> [Text passage]
=====

I agree with both of you about people being the problem rather than the weapon.
I have thought about this thread several times over the past few weeks, and I have to say that Shingen makes an excellent point. The reason that the Constitution gives us the right to bear arms is as a "fail safe" for a government that may, one day, spin out of control.
The guys who wrote the constitution were pretty sharp. They looked at history and saw that almost no government has been successful for more than a few hundred years, and most have been successful only during the lifetime(s) of the founder(s).
The Big Brother thing really bugs me. It seems SO stupid, after reading as much sci-fi as I have, that anyone would think that it is ok for ANY government to have the power to spy on its people in the way that the US government does today. Wait... wasn't THAT supposed to be an unbreakable rule, as well -- the part about not spying on citizens?
There are too many people in the world already -- more people than available jobs or food or health care. The growth rate is alarming, we are running out of fossil fuels at a gluttonous pace, and everything about our lives is on the Internet, including medical records that our doctors swore were "confidential".
I grew up around hunting and target guns. I am comfortable with them, but I have no desire to keep one around the house. All it takes is TWO intruders (or one trained/lucky/fast one) to take the weapon away and point it in my direction.
And, yet, I keep thinking about Shingen's point... the government IS heading in the wrong direction, and it really is not such a crazy idea for citizens to learn to take care of themselves... just in case.
I think the Air Force has the right idea. I can hardly wait for their
PHaSR to come to Wal-Mart:
[hsimg]http://upload.wikimedia.org/wikipedia/commons/d/d2/Kirt-2.jpg[/hsimg]
Think of it as a stun gun, like a taser, that has long range and does not need to be reloaded after every shot.
The bad news is that, if people had PHaSRs in their closets, there might be a lot of stunned spouses. But the good news is that there would be a lot less of the paperwork and messy cleanups that firearms create.
PS: Yes, it is true.
The Air Force is building ray guns. I suspect they got the design from their Stargate in Cheyenne Mountain, but nobody will say a word about it. It's classified. I want to be clear about that, because I would not want to start a rumor.

=====

> [Data]

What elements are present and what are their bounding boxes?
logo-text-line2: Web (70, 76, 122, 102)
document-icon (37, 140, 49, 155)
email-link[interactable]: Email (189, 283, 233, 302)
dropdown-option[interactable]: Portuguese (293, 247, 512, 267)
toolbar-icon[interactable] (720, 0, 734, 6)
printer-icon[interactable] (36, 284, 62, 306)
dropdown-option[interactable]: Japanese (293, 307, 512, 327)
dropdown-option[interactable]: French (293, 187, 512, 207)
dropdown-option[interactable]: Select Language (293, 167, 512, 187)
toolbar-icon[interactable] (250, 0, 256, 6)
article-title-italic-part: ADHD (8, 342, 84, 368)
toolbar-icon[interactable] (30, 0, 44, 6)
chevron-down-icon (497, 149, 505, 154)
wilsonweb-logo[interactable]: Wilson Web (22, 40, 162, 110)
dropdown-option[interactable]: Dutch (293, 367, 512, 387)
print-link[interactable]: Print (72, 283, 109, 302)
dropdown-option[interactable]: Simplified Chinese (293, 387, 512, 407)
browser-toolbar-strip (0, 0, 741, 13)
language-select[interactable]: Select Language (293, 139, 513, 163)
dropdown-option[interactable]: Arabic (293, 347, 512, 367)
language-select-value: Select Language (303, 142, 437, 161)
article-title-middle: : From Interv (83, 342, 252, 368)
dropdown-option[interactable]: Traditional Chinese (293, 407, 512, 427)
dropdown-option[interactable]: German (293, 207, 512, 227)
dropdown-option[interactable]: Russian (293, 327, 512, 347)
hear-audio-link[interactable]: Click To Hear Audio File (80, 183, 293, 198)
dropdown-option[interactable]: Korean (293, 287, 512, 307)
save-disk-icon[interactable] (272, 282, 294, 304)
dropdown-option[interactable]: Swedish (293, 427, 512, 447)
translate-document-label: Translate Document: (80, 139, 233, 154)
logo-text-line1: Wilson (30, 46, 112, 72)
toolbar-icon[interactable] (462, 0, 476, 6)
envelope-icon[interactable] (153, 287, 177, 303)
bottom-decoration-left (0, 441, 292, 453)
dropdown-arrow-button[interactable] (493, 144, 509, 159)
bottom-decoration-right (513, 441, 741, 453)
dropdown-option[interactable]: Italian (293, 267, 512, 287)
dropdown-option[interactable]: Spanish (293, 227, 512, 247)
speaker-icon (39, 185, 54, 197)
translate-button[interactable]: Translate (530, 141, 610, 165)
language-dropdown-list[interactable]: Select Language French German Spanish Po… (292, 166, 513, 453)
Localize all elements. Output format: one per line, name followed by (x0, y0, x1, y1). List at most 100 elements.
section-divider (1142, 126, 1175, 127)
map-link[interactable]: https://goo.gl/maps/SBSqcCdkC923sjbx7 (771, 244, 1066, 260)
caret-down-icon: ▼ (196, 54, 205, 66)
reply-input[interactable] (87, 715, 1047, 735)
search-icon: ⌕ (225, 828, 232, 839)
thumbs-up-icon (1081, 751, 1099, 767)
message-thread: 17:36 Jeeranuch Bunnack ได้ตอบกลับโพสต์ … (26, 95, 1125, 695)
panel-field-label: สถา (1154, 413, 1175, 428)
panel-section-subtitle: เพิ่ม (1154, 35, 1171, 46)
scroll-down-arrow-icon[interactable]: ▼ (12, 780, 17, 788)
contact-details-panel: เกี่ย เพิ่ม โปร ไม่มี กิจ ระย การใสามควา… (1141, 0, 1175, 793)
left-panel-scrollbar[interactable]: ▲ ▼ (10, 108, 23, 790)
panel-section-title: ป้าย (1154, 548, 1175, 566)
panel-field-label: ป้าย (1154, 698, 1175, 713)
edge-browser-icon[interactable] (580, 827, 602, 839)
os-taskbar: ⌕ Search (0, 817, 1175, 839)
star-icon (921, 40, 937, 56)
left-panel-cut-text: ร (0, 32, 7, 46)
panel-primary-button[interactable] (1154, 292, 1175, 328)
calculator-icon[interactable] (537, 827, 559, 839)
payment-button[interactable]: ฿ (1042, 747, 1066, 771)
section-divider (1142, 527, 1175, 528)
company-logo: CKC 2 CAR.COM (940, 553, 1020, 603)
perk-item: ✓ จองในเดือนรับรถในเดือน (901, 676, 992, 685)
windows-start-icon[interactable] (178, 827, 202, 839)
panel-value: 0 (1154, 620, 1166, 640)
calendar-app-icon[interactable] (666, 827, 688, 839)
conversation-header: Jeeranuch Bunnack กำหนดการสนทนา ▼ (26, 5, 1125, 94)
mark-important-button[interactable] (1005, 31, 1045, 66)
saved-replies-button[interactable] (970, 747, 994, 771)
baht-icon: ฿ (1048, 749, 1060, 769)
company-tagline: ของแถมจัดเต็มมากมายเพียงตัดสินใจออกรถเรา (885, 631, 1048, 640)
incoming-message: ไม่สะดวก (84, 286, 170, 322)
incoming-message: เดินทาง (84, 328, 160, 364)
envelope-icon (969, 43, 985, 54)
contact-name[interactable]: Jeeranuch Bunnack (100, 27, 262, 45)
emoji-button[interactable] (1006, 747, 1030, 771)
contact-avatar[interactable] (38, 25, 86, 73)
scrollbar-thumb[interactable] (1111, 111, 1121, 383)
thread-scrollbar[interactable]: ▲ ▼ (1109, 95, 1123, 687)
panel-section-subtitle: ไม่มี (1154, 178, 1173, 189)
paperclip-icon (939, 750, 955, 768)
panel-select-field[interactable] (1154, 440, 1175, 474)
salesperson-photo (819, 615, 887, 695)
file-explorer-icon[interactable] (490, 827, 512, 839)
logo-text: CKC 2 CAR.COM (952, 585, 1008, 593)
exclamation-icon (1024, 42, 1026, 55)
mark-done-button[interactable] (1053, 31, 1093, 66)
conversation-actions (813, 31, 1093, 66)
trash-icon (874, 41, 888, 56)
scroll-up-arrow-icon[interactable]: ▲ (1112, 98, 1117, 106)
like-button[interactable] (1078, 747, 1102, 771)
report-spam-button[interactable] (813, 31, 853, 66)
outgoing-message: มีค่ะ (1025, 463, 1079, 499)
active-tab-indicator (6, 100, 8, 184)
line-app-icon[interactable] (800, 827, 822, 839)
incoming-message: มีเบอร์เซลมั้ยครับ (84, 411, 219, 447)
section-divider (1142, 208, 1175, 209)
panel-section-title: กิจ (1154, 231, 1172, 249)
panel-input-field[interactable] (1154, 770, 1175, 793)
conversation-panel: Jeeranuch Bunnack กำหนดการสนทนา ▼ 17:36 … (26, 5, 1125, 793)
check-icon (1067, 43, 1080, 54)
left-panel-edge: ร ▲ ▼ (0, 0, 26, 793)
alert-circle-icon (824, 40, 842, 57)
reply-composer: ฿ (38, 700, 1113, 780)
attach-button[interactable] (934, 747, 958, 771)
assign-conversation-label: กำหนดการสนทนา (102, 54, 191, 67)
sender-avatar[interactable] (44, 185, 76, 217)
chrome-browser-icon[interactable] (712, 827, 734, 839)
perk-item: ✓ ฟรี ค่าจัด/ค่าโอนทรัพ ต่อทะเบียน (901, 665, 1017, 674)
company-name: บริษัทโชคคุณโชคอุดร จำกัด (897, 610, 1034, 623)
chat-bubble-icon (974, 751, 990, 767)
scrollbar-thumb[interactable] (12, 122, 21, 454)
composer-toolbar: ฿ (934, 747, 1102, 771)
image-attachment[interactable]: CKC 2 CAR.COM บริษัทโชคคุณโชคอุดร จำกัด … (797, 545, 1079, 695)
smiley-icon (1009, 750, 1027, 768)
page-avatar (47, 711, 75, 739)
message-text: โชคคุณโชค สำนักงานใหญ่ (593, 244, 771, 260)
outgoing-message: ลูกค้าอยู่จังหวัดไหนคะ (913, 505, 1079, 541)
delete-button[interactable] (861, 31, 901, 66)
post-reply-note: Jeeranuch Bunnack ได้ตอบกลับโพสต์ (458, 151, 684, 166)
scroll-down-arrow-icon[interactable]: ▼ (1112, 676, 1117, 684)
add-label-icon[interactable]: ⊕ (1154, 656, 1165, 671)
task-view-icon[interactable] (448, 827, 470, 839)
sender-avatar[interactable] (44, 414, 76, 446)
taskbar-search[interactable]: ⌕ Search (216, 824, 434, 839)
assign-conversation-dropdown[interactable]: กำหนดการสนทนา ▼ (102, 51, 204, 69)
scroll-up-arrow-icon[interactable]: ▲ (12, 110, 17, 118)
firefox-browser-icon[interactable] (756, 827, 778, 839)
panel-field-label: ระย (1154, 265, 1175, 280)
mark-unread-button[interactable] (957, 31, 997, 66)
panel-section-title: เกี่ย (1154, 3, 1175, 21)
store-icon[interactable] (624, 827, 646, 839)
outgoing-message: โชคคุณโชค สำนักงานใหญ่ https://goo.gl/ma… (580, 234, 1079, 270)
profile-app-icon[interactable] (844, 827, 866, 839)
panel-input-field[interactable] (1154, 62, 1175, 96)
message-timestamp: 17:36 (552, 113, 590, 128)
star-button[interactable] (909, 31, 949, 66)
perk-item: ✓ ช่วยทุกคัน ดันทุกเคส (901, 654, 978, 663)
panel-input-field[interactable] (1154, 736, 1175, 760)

=====

Write out the part of the forum post starting at "I think the" and ending at "that firearms create.". The data comes from a separate source.

I think the Air Force has the right idea. I can hardly wait for their
PHaSR to come to Wal-Mart:
[hsimg]http://upload.wikimedia.org/wikipedia/commons/d/d2/Kirt-2.jpg[/hsimg]
Think of it as a stun gun, like a taser, that has long range and does not need to be reloaded after every shot.
The bad news is that, if people had PHaSRs in their closets, there might be a lot of stunned spouses. But the good news is that there would be a lot less of the paperwork and messy cleanups that firearms create.